- [WRITTEN REQUEST]: Each entry below is to be printed verbatim.

(Dataset items)
::::

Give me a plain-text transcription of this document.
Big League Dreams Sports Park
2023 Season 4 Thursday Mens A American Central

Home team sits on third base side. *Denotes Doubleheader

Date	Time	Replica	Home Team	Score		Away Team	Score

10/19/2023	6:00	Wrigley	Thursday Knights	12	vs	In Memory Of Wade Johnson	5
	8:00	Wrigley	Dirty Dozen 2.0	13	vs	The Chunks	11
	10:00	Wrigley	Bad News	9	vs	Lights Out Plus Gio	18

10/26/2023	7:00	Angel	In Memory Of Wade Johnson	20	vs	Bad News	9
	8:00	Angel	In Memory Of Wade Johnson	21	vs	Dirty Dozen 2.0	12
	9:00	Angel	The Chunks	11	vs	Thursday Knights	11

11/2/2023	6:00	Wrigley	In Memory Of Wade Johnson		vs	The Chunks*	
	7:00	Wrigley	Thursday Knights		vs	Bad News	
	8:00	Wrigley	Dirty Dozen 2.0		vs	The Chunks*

::::

- [EXPECTED OUTPUT]:
Give me a plain-text transcription of this document.
Big League Dreams Sports Park
2023 Season 4 Thursday Mens A American Central

Home team sits on third base side. *Denotes Doubleheader

Date	Time	Replica	Home Team	Score		Away Team	Score

10/19/2023	6:00	Wrigley	Thursday Knights	12	vs	In Memory Of Wade Johnson	5
	8:00	Wrigley	Dirty Dozen 2.0	13	vs	The Chunks	11
	10:00	Wrigley	Bad News	9	vs	Lights Out Plus Gio	18

10/26/2023	7:00	Angel	In Memory Of Wade Johnson	20	vs	Bad News	9
	8:00	Angel	In Memory Of Wade Johnson	21	vs	Dirty Dozen 2.0	12
	9:00	Angel	The Chunks	11	vs	Thursday Knights	11

11/2/2023	6:00	Wrigley	In Memory Of Wade Johnson		vs	The Chunks*	
	7:00	Wrigley	Thursday Knights		vs	Bad News	
	8:00	Wrigley	Dirty Dozen 2.0		vs	The Chunks*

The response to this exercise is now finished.